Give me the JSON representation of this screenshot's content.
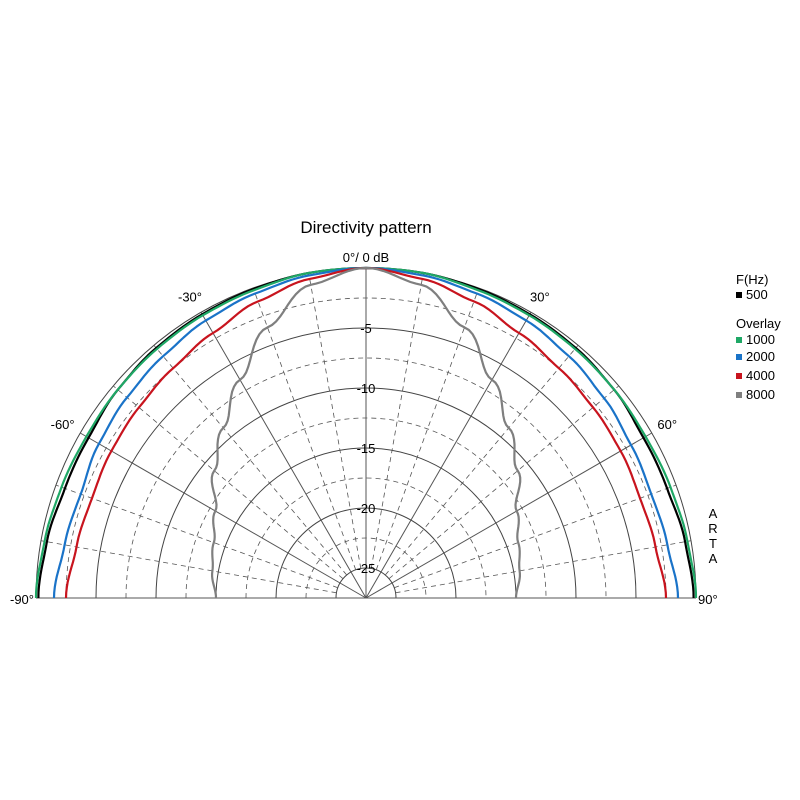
{
  "chart_data": {
    "type": "polar",
    "title": "Directivity pattern",
    "top_label": "0°/ 0 dB",
    "watermark": "ARTA",
    "angle_range": [
      -90,
      90
    ],
    "angle_labels": [
      {
        "angle": -90,
        "text": "-90°"
      },
      {
        "angle": -60,
        "text": "-60°"
      },
      {
        "angle": -30,
        "text": "-30°"
      },
      {
        "angle": 30,
        "text": "30°"
      },
      {
        "angle": 60,
        "text": "60°"
      },
      {
        "angle": 90,
        "text": "90°"
      }
    ],
    "r_range_db": [
      -27.5,
      0
    ],
    "r_ticks": [
      {
        "value": -5,
        "text": "-5"
      },
      {
        "value": -10,
        "text": "-10"
      },
      {
        "value": -15,
        "text": "-15"
      },
      {
        "value": -20,
        "text": "-20"
      },
      {
        "value": -25,
        "text": "-25"
      }
    ],
    "legend": {
      "header": "F(Hz)",
      "overlay_label": "Overlay"
    },
    "series": [
      {
        "name": "500",
        "color": "#000000",
        "angles": [
          -90,
          -80,
          -70,
          -60,
          -50,
          -40,
          -30,
          -20,
          -10,
          0,
          10,
          20,
          30,
          40,
          50,
          60,
          70,
          80,
          90
        ],
        "values": [
          -0.2,
          -0.5,
          -0.8,
          -0.8,
          -0.5,
          -0.3,
          -0.2,
          -0.1,
          0,
          0,
          0,
          -0.1,
          -0.2,
          -0.3,
          -0.5,
          -0.8,
          -0.8,
          -0.5,
          -0.2
        ]
      },
      {
        "name": "1000",
        "color": "#1fa866",
        "angles": [
          -90,
          -80,
          -70,
          -60,
          -50,
          -40,
          -30,
          -20,
          -10,
          0,
          10,
          20,
          30,
          40,
          50,
          60,
          70,
          80,
          90
        ],
        "values": [
          0,
          -0.3,
          -0.5,
          -0.6,
          -0.5,
          -0.4,
          -0.3,
          -0.2,
          0,
          0,
          0,
          -0.2,
          -0.3,
          -0.4,
          -0.5,
          -0.6,
          -0.5,
          -0.3,
          0
        ]
      },
      {
        "name": "2000",
        "color": "#1a73c8",
        "angles": [
          -90,
          -80,
          -70,
          -60,
          -50,
          -40,
          -30,
          -20,
          -10,
          0,
          10,
          20,
          30,
          40,
          50,
          60,
          70,
          80,
          90
        ],
        "values": [
          -1.5,
          -2,
          -2.2,
          -1.8,
          -1.5,
          -1.2,
          -0.8,
          -0.5,
          -0.2,
          0,
          -0.2,
          -0.5,
          -0.8,
          -1.2,
          -1.6,
          -2,
          -2.2,
          -2,
          -1.5
        ]
      },
      {
        "name": "4000",
        "color": "#c8141e",
        "angles": [
          -90,
          -80,
          -70,
          -60,
          -50,
          -40,
          -30,
          -20,
          -10,
          0,
          10,
          20,
          30,
          40,
          50,
          60,
          70,
          80,
          90
        ],
        "values": [
          -2.5,
          -3,
          -3.2,
          -3,
          -2.8,
          -2.5,
          -2,
          -1.2,
          -0.5,
          0,
          -0.5,
          -1.2,
          -2,
          -2.5,
          -2.8,
          -3,
          -3.2,
          -3,
          -2.5
        ]
      },
      {
        "name": "8000",
        "color": "#7f7f7f",
        "angles": [
          -90,
          -80,
          -70,
          -60,
          -50,
          -40,
          -30,
          -20,
          -10,
          0,
          10,
          20,
          30,
          40,
          50,
          60,
          70,
          80,
          90
        ],
        "values": [
          -15,
          -14.5,
          -14,
          -13,
          -11,
          -9,
          -6.5,
          -3.5,
          -1,
          0,
          -1,
          -3.5,
          -6.5,
          -9,
          -11,
          -13,
          -14,
          -14.5,
          -15
        ]
      }
    ]
  }
}
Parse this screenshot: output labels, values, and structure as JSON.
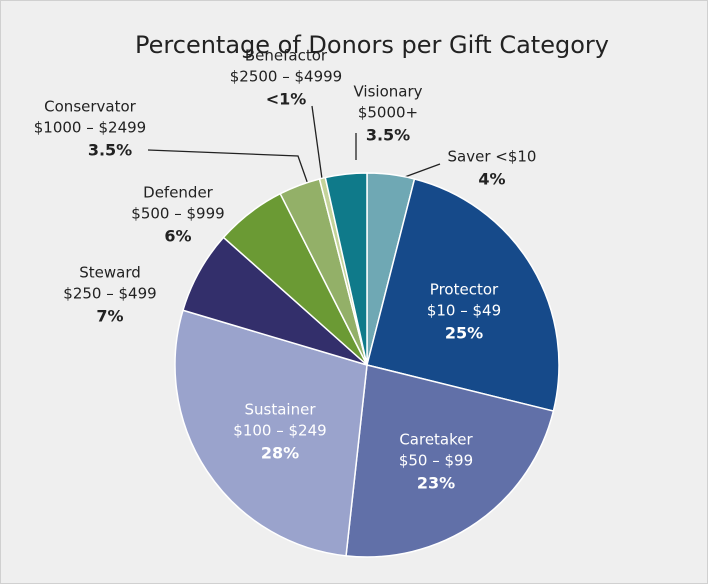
{
  "chart_data": {
    "type": "pie",
    "title": "Percentage of Donors per Gift Category",
    "categories": [
      "Saver <$10",
      "Protector",
      "Caretaker",
      "Sustainer",
      "Steward",
      "Defender",
      "Conservator",
      "Benefactor",
      "Visionary"
    ],
    "ranges": [
      null,
      "$10 – $49",
      "$50 – $99",
      "$100 – $249",
      "$250 – $499",
      "$500 – $999",
      "$1000 – $2499",
      "$2500 – $4999",
      "$5000+"
    ],
    "values": [
      4,
      25,
      23,
      28,
      7,
      6,
      3.5,
      0.5,
      3.5
    ],
    "value_labels": [
      "4%",
      "25%",
      "23%",
      "28%",
      "7%",
      "6%",
      "3.5%",
      "<1%",
      "3.5%"
    ],
    "colors": [
      "#6fa8b4",
      "#164a8a",
      "#6170a8",
      "#9aa3cc",
      "#332f6b",
      "#6b9a34",
      "#93b068",
      "#c4d39a",
      "#0f7a8a"
    ]
  }
}
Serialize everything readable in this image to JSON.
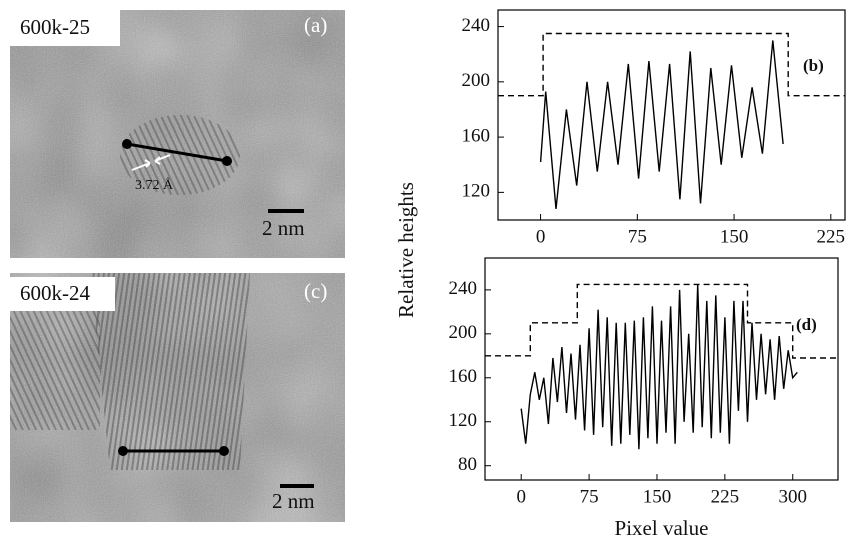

THE TASK
Copy every line above word for word and exclude the pictures.

EXPECTED ANSWER
Give me the JSON representation of this screenshot's content.
{
  "chart_data": {
    "type": "polar",
    "title": "Directivity pattern",
    "top_label": "0°/ 0 dB",
    "watermark": "ARTA",
    "angle_range": [
      -90,
      90
    ],
    "angle_labels": [
      {
        "angle": -90,
        "text": "-90°"
      },
      {
        "angle": -60,
        "text": "-60°"
      },
      {
        "angle": -30,
        "text": "-30°"
      },
      {
        "angle": 30,
        "text": "30°"
      },
      {
        "angle": 60,
        "text": "60°"
      },
      {
        "angle": 90,
        "text": "90°"
      }
    ],
    "r_range_db": [
      -27.5,
      0
    ],
    "r_ticks": [
      {
        "value": -5,
        "text": "-5"
      },
      {
        "value": -10,
        "text": "-10"
      },
      {
        "value": -15,
        "text": "-15"
      },
      {
        "value": -20,
        "text": "-20"
      },
      {
        "value": -25,
        "text": "-25"
      }
    ],
    "legend": {
      "header": "F(Hz)",
      "overlay_label": "Overlay"
    },
    "series": [
      {
        "name": "500",
        "color": "#000000",
        "angles": [
          -90,
          -80,
          -70,
          -60,
          -50,
          -40,
          -30,
          -20,
          -10,
          0,
          10,
          20,
          30,
          40,
          50,
          60,
          70,
          80,
          90
        ],
        "values": [
          -0.2,
          -0.5,
          -0.8,
          -0.8,
          -0.5,
          -0.3,
          -0.2,
          -0.1,
          0,
          0,
          0,
          -0.1,
          -0.2,
          -0.3,
          -0.5,
          -0.8,
          -0.8,
          -0.5,
          -0.2
        ]
      },
      {
        "name": "1000",
        "color": "#1fa866",
        "angles": [
          -90,
          -80,
          -70,
          -60,
          -50,
          -40,
          -30,
          -20,
          -10,
          0,
          10,
          20,
          30,
          40,
          50,
          60,
          70,
          80,
          90
        ],
        "values": [
          0,
          -0.3,
          -0.5,
          -0.6,
          -0.5,
          -0.4,
          -0.3,
          -0.2,
          0,
          0,
          0,
          -0.2,
          -0.3,
          -0.4,
          -0.5,
          -0.6,
          -0.5,
          -0.3,
          0
        ]
      },
      {
        "name": "2000",
        "color": "#1a73c8",
        "angles": [
          -90,
          -80,
          -70,
          -60,
          -50,
          -40,
          -30,
          -20,
          -10,
          0,
          10,
          20,
          30,
          40,
          50,
          60,
          70,
          80,
          90
        ],
        "values": [
          -1.5,
          -2,
          -2.2,
          -1.8,
          -1.5,
          -1.2,
          -0.8,
          -0.5,
          -0.2,
          0,
          -0.2,
          -0.5,
          -0.8,
          -1.2,
          -1.6,
          -2,
          -2.2,
          -2,
          -1.5
        ]
      },
      {
        "name": "4000",
        "color": "#c8141e",
        "angles": [
          -90,
          -80,
          -70,
          -60,
          -50,
          -40,
          -30,
          -20,
          -10,
          0,
          10,
          20,
          30,
          40,
          50,
          60,
          70,
          80,
          90
        ],
        "values": [
          -2.5,
          -3,
          -3.2,
          -3,
          -2.8,
          -2.5,
          -2,
          -1.2,
          -0.5,
          0,
          -0.5,
          -1.2,
          -2,
          -2.5,
          -2.8,
          -3,
          -3.2,
          -3,
          -2.5
        ]
      },
      {
        "name": "8000",
        "color": "#7f7f7f",
        "angles": [
          -90,
          -80,
          -70,
          -60,
          -50,
          -40,
          -30,
          -20,
          -10,
          0,
          10,
          20,
          30,
          40,
          50,
          60,
          70,
          80,
          90
        ],
        "values": [
          -15,
          -14.5,
          -14,
          -13,
          -11,
          -9,
          -6.5,
          -3.5,
          -1,
          0,
          -1,
          -3.5,
          -6.5,
          -9,
          -11,
          -13,
          -14,
          -14.5,
          -15
        ]
      }
    ]
  }
}
Parse this screenshot: output labels, values, and structure as JSON.
{
  "chart_data": {
    "type": "pie",
    "title": "Percentage of Donors per Gift Category",
    "categories": [
      "Saver <$10",
      "Protector",
      "Caretaker",
      "Sustainer",
      "Steward",
      "Defender",
      "Conservator",
      "Benefactor",
      "Visionary"
    ],
    "ranges": [
      null,
      "$10 – $49",
      "$50 – $99",
      "$100 – $249",
      "$250 – $499",
      "$500 – $999",
      "$1000 – $2499",
      "$2500 – $4999",
      "$5000+"
    ],
    "values": [
      4,
      25,
      23,
      28,
      7,
      6,
      3.5,
      0.5,
      3.5
    ],
    "value_labels": [
      "4%",
      "25%",
      "23%",
      "28%",
      "7%",
      "6%",
      "3.5%",
      "<1%",
      "3.5%"
    ],
    "colors": [
      "#6fa8b4",
      "#164a8a",
      "#6170a8",
      "#9aa3cc",
      "#332f6b",
      "#6b9a34",
      "#93b068",
      "#c4d39a",
      "#0f7a8a"
    ]
  }
}
Serialize everything readable in this image to JSON.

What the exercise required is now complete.